Exercise requirements -> Locate the lines where "MAID" occurs and copy them as they stand.

Records shown ->
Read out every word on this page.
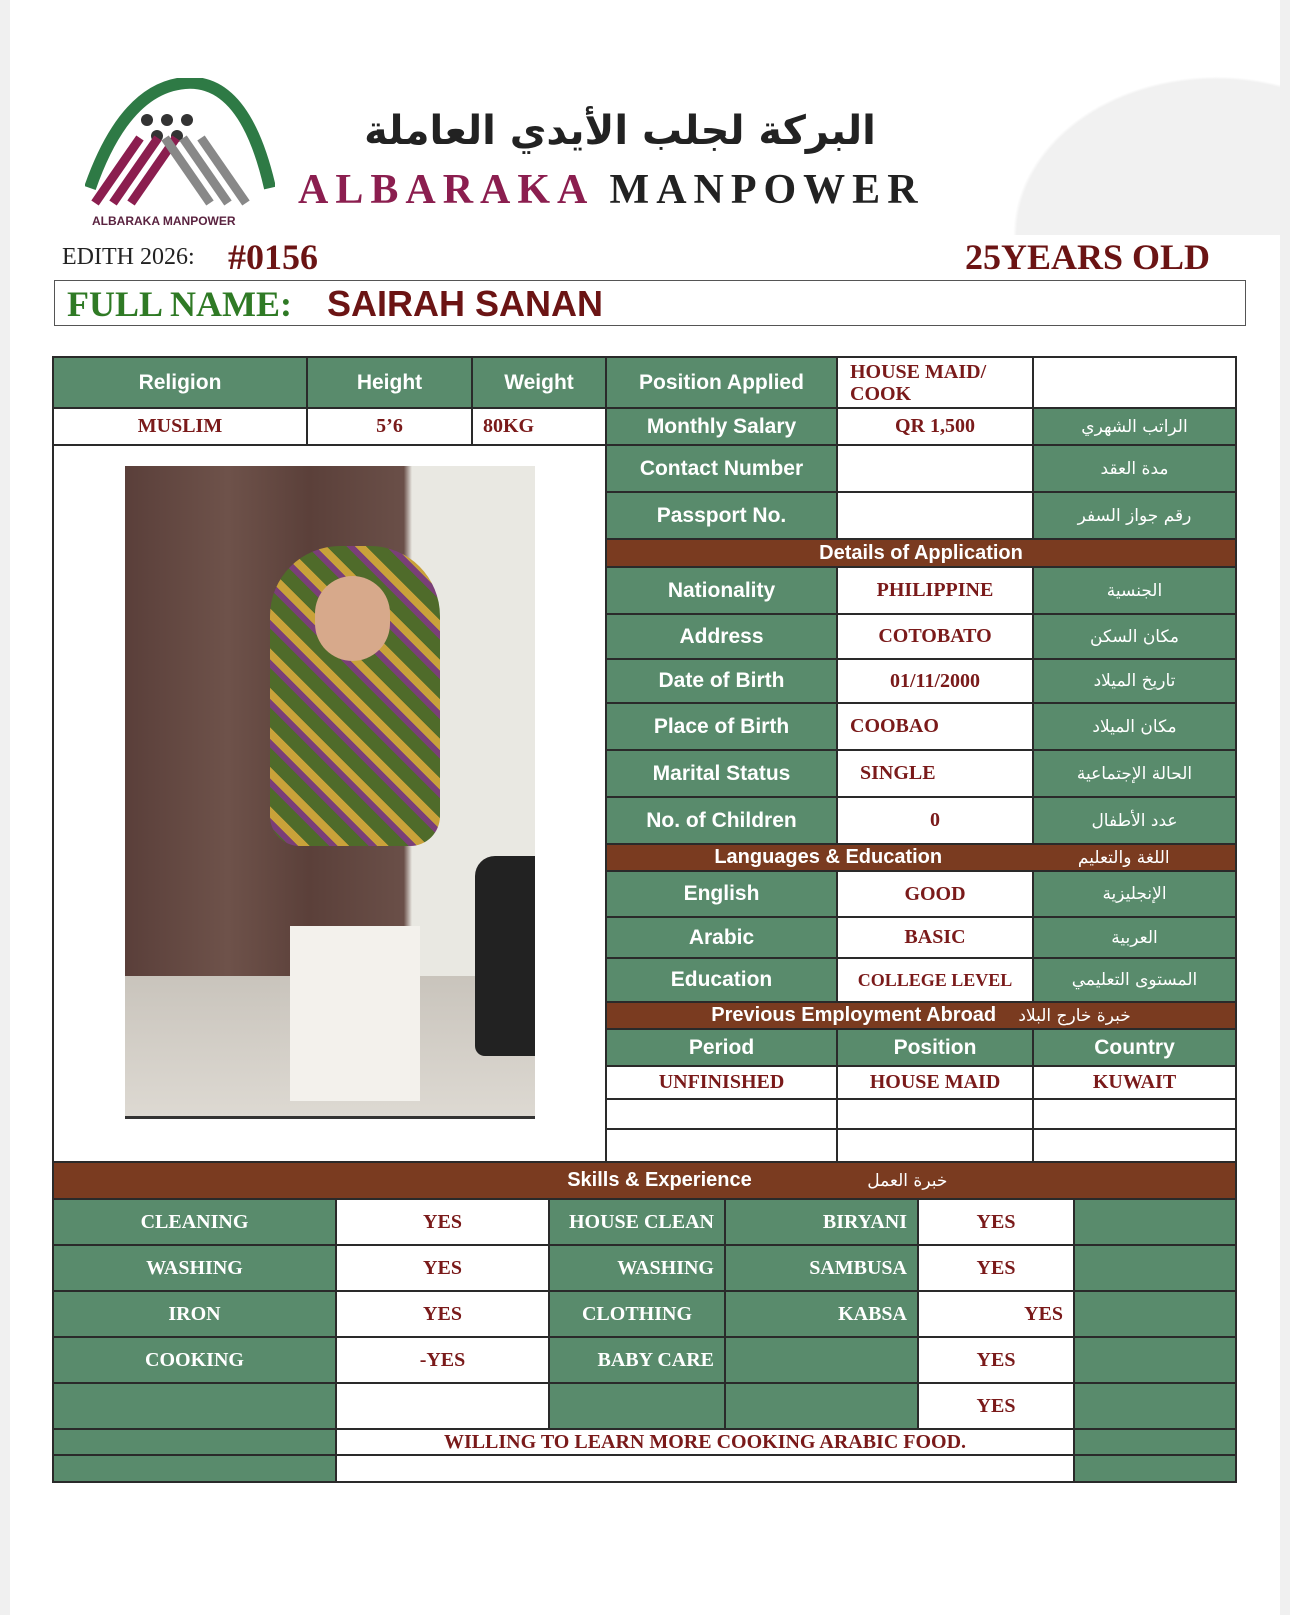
ALBARAKA MANPOWER
البركة لجلب الأيدي العاملة
ALBARAKA MANPOWER
EDITH 2026: #0156	25YEARS OLD
FULL NAME: SAIRAH SANAN
Religion	Height	Weight	Position Applied	HOUSE MAID/ COOK	
MUSLIM	5’6	80KG	Monthly Salary	QR 1,500	الراتب الشهري

			Contact Number		مدة العقد
			Passport No.		رقم جواز السفر
			Details of Application		
			Nationality	PHILIPPINE	الجنسية
			Address	COTOBATO	مكان السكن
			Date of Birth	01/11/2000	تاريخ الميلاد
			Place of Birth	COOBAO	مكان الميلاد
			Marital Status	SINGLE	الحالة الإجتماعية
			No. of Children	0	عدد الأطفال
			Languages & Education اللغة والتعليم		
			English	GOOD	الإنجليزية
			Arabic	BASIC	العربية
			Education	COLLEGE LEVEL	المستوى التعليمي
			Previous Employment Abroad خبرة خارج البلاد		
			Period	Position	Country
			UNFINISHED	HOUSE MAID	KUWAIT

Skills & Experience خبرة العمل					
CLEANING	YES	HOUSE CLEAN	BIRYANI	YES	
WASHING	YES	WASHING	SAMBUSA	YES	
IRON	YES	CLOTHING	KABSA	YES	
COOKING	-YES	BABY CARE		YES	
				YES	
	WILLING TO LEARN MORE COOKING ARABIC FOOD.				
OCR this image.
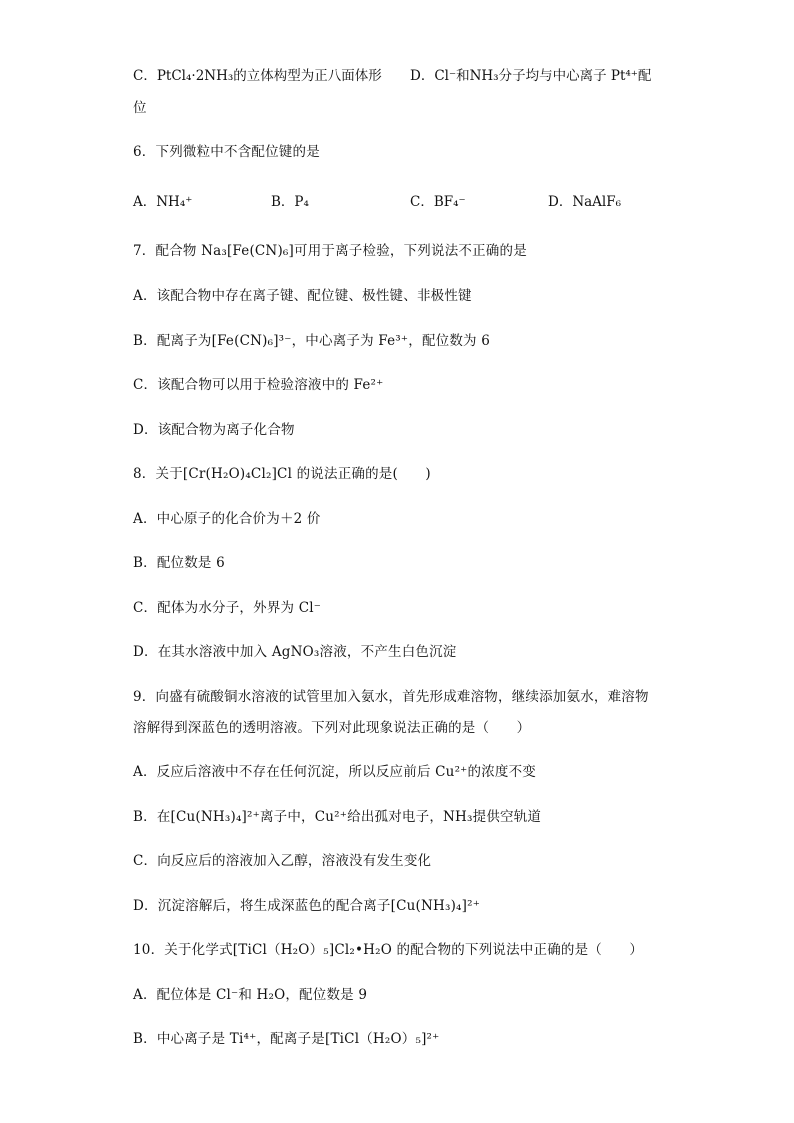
C．PtCl₄·2NH₃的立体构型为正八面体形 D．Cl⁻和NH₃分子均与中心离子 Pt⁴⁺配
位
6．下列微粒中不含配位键的是
A．NH₄⁺	B．P₄	C．BF₄⁻	D．NaAlF₆
7．配合物 Na₃[Fe(CN)₆]可用于离子检验，下列说法不正确的是
A．该配合物中存在离子键、配位键、极性键、非极性键
B．配离子为[Fe(CN)₆]³⁻，中心离子为 Fe³⁺，配位数为 6
C．该配合物可以用于检验溶液中的 Fe²⁺
D．该配合物为离子化合物
8．关于[Cr(H₂O)₄Cl₂]Cl 的说法正确的是(　　)
A．中心原子的化合价为＋2 价
B．配位数是 6
C．配体为水分子，外界为 Cl⁻
D．在其水溶液中加入 AgNO₃溶液，不产生白色沉淀
9．向盛有硫酸铜水溶液的试管里加入氨水，首先形成难溶物，继续添加氨水，难溶物
溶解得到深蓝色的透明溶液。下列对此现象说法正确的是（　　）
A．反应后溶液中不存在任何沉淀，所以反应前后 Cu²⁺的浓度不变
B．在[Cu(NH₃)₄]²⁺离子中，Cu²⁺给出孤对电子，NH₃提供空轨道
C．向反应后的溶液加入乙醇，溶液没有发生变化
D．沉淀溶解后，将生成深蓝色的配合离子[Cu(NH₃)₄]²⁺
10．关于化学式[TiCl（H₂O）₅]Cl₂•H₂O 的配合物的下列说法中正确的是（　　）
A．配位体是 Cl⁻和 H₂O，配位数是 9
B．中心离子是 Ti⁴⁺，配离子是[TiCl（H₂O）₅]²⁺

Written solution ->
Religion	Height	Weight	Position Applied	HOUSE MAID/ COOK	
			UNFINISHED	HOUSE MAID	KUWAIT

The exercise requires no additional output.